▶ **What the exercise asks**
Send back the records in full, character for character.

Items from a dataset
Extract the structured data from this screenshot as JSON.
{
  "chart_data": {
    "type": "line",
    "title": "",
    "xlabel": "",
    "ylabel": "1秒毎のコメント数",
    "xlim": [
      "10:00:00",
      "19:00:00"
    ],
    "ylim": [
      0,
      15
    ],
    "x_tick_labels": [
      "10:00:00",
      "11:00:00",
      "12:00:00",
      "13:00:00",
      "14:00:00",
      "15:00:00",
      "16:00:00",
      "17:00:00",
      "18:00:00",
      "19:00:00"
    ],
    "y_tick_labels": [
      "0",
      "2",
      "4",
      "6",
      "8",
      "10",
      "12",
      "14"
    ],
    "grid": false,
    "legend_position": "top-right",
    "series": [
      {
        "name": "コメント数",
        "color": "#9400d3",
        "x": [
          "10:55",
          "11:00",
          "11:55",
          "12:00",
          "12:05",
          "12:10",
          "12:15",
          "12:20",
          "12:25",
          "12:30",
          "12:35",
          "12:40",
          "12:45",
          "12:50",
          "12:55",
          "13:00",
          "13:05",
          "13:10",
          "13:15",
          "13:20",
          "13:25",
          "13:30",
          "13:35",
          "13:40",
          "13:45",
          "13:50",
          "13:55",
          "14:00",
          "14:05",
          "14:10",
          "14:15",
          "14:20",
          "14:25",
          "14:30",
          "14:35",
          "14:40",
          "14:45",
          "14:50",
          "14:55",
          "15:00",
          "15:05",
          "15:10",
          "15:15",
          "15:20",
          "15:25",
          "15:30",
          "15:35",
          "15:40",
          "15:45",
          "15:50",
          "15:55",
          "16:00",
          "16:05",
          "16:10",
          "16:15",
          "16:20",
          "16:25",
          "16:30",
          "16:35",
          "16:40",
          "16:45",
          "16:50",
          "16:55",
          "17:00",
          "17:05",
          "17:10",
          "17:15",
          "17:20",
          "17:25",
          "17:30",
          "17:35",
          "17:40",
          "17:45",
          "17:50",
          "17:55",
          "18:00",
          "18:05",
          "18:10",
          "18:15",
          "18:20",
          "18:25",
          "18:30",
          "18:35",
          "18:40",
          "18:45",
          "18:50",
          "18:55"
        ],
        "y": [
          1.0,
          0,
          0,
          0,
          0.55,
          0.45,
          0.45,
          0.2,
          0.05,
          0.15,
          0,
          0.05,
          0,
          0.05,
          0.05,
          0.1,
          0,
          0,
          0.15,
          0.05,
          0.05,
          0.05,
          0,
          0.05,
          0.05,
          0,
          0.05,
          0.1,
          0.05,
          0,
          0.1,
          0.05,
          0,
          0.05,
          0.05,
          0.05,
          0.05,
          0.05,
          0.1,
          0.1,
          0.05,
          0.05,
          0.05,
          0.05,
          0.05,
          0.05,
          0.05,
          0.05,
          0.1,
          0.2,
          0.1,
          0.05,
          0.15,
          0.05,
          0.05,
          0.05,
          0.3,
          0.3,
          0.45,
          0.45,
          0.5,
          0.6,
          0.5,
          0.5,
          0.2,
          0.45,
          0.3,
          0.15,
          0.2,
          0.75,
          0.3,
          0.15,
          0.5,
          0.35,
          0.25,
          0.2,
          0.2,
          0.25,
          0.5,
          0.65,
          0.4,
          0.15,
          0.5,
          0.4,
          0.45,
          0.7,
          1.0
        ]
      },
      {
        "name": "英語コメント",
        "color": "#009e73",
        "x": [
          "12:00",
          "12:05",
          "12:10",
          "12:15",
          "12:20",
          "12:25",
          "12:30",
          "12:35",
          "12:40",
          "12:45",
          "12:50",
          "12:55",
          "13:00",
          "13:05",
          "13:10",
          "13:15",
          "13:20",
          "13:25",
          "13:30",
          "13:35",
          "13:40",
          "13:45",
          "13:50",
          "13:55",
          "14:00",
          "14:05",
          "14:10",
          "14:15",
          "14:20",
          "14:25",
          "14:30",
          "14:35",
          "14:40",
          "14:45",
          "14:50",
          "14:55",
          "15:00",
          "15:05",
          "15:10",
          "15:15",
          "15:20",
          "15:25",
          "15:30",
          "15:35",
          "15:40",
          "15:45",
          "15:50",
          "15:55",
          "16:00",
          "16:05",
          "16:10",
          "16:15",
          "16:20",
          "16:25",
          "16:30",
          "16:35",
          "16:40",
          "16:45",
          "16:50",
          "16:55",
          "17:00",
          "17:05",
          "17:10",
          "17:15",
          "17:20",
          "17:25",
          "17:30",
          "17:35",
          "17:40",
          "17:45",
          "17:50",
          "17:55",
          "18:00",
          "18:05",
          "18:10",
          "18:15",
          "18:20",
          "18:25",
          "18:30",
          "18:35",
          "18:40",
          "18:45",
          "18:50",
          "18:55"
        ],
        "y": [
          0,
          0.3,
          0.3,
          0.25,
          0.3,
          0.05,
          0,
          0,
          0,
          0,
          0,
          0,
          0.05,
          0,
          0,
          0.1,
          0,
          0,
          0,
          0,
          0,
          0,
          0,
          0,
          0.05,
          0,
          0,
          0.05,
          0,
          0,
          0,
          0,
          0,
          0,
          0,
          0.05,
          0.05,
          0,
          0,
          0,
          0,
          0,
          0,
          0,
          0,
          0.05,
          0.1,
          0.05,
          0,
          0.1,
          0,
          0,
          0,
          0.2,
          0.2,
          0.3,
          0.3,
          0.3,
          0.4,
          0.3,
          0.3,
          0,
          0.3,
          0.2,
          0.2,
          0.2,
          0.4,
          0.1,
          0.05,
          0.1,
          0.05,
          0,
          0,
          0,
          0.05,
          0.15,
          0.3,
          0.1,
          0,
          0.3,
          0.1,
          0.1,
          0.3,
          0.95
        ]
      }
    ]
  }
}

▶ **Reply**
Extract the structured data from this screenshot as JSON.
{
  "chart_data": {
    "type": "line",
    "title": "",
    "xlabel": "",
    "ylabel": "1秒毎のコメント数",
    "xlim": [
      "10:00:00",
      "19:00:00"
    ],
    "ylim": [
      0,
      15
    ],
    "x_tick_labels": [
      "10:00:00",
      "11:00:00",
      "12:00:00",
      "13:00:00",
      "14:00:00",
      "15:00:00",
      "16:00:00",
      "17:00:00",
      "18:00:00",
      "19:00:00"
    ],
    "y_tick_labels": [
      "0",
      "2",
      "4",
      "6",
      "8",
      "10",
      "12",
      "14"
    ],
    "grid": false,
    "legend_position": "top-right",
    "series": [
      {
        "name": "コメント数",
        "color": "#9400d3",
        "x": [
          "10:55",
          "11:00",
          "11:55",
          "12:00",
          "12:05",
          "12:10",
          "12:15",
          "12:20",
          "12:25",
          "12:30",
          "12:35",
          "12:40",
          "12:45",
          "12:50",
          "12:55",
          "13:00",
          "13:05",
          "13:10",
          "13:15",
          "13:20",
          "13:25",
          "13:30",
          "13:35",
          "13:40",
          "13:45",
          "13:50",
          "13:55",
          "14:00",
          "14:05",
          "14:10",
          "14:15",
          "14:20",
          "14:25",
          "14:30",
          "14:35",
          "14:40",
          "14:45",
          "14:50",
          "14:55",
          "15:00",
          "15:05",
          "15:10",
          "15:15",
          "15:20",
          "15:25",
          "15:30",
          "15:35",
          "15:40",
          "15:45",
          "15:50",
          "15:55",
          "16:00",
          "16:05",
          "16:10",
          "16:15",
          "16:20",
          "16:25",
          "16:30",
          "16:35",
          "16:40",
          "16:45",
          "16:50",
          "16:55",
          "17:00",
          "17:05",
          "17:10",
          "17:15",
          "17:20",
          "17:25",
          "17:30",
          "17:35",
          "17:40",
          "17:45",
          "17:50",
          "17:55",
          "18:00",
          "18:05",
          "18:10",
          "18:15",
          "18:20",
          "18:25",
          "18:30",
          "18:35",
          "18:40",
          "18:45",
          "18:50",
          "18:55"
        ],
        "y": [
          1.0,
          0,
          0,
          0,
          0.55,
          0.45,
          0.45,
          0.2,
          0.05,
          0.15,
          0,
          0.05,
          0,
          0.05,
          0.05,
          0.1,
          0,
          0,
          0.15,
          0.05,
          0.05,
          0.05,
          0,
          0.05,
          0.05,
          0,
          0.05,
          0.1,
          0.05,
          0,
          0.1,
          0.05,
          0,
          0.05,
          0.05,
          0.05,
          0.05,
          0.05,
          0.1,
          0.1,
          0.05,
          0.05,
          0.05,
          0.05,
          0.05,
          0.05,
          0.05,
          0.05,
          0.1,
          0.2,
          0.1,
          0.05,
          0.15,
          0.05,
          0.05,
          0.05,
          0.3,
          0.3,
          0.45,
          0.45,
          0.5,
          0.6,
          0.5,
          0.5,
          0.2,
          0.45,
          0.3,
          0.15,
          0.2,
          0.75,
          0.3,
          0.15,
          0.5,
          0.35,
          0.25,
          0.2,
          0.2,
          0.25,
          0.5,
          0.65,
          0.4,
          0.15,
          0.5,
          0.4,
          0.45,
          0.7,
          1.0
        ]
      },
      {
        "name": "英語コメント",
        "color": "#009e73",
        "x": [
          "12:00",
          "12:05",
          "12:10",
          "12:15",
          "12:20",
          "12:25",
          "12:30",
          "12:35",
          "12:40",
          "12:45",
          "12:50",
          "12:55",
          "13:00",
          "13:05",
          "13:10",
          "13:15",
          "13:20",
          "13:25",
          "13:30",
          "13:35",
          "13:40",
          "13:45",
          "13:50",
          "13:55",
          "14:00",
          "14:05",
          "14:10",
          "14:15",
          "14:20",
          "14:25",
          "14:30",
          "14:35",
          "14:40",
          "14:45",
          "14:50",
          "14:55",
          "15:00",
          "15:05",
          "15:10",
          "15:15",
          "15:20",
          "15:25",
          "15:30",
          "15:35",
          "15:40",
          "15:45",
          "15:50",
          "15:55",
          "16:00",
          "16:05",
          "16:10",
          "16:15",
          "16:20",
          "16:25",
          "16:30",
          "16:35",
          "16:40",
          "16:45",
          "16:50",
          "16:55",
          "17:00",
          "17:05",
          "17:10",
          "17:15",
          "17:20",
          "17:25",
          "17:30",
          "17:35",
          "17:40",
          "17:45",
          "17:50",
          "17:55",
          "18:00",
          "18:05",
          "18:10",
          "18:15",
          "18:20",
          "18:25",
          "18:30",
          "18:35",
          "18:40",
          "18:45",
          "18:50",
          "18:55"
        ],
        "y": [
          0,
          0.3,
          0.3,
          0.25,
          0.3,
          0.05,
          0,
          0,
          0,
          0,
          0,
          0,
          0.05,
          0,
          0,
          0.1,
          0,
          0,
          0,
          0,
          0,
          0,
          0,
          0,
          0.05,
          0,
          0,
          0.05,
          0,
          0,
          0,
          0,
          0,
          0,
          0,
          0.05,
          0.05,
          0,
          0,
          0,
          0,
          0,
          0,
          0,
          0,
          0.05,
          0.1,
          0.05,
          0,
          0.1,
          0,
          0,
          0,
          0.2,
          0.2,
          0.3,
          0.3,
          0.3,
          0.4,
          0.3,
          0.3,
          0,
          0.3,
          0.2,
          0.2,
          0.2,
          0.4,
          0.1,
          0.05,
          0.1,
          0.05,
          0,
          0,
          0,
          0.05,
          0.15,
          0.3,
          0.1,
          0,
          0.3,
          0.1,
          0.1,
          0.3,
          0.95
        ]
      }
    ]
  }
}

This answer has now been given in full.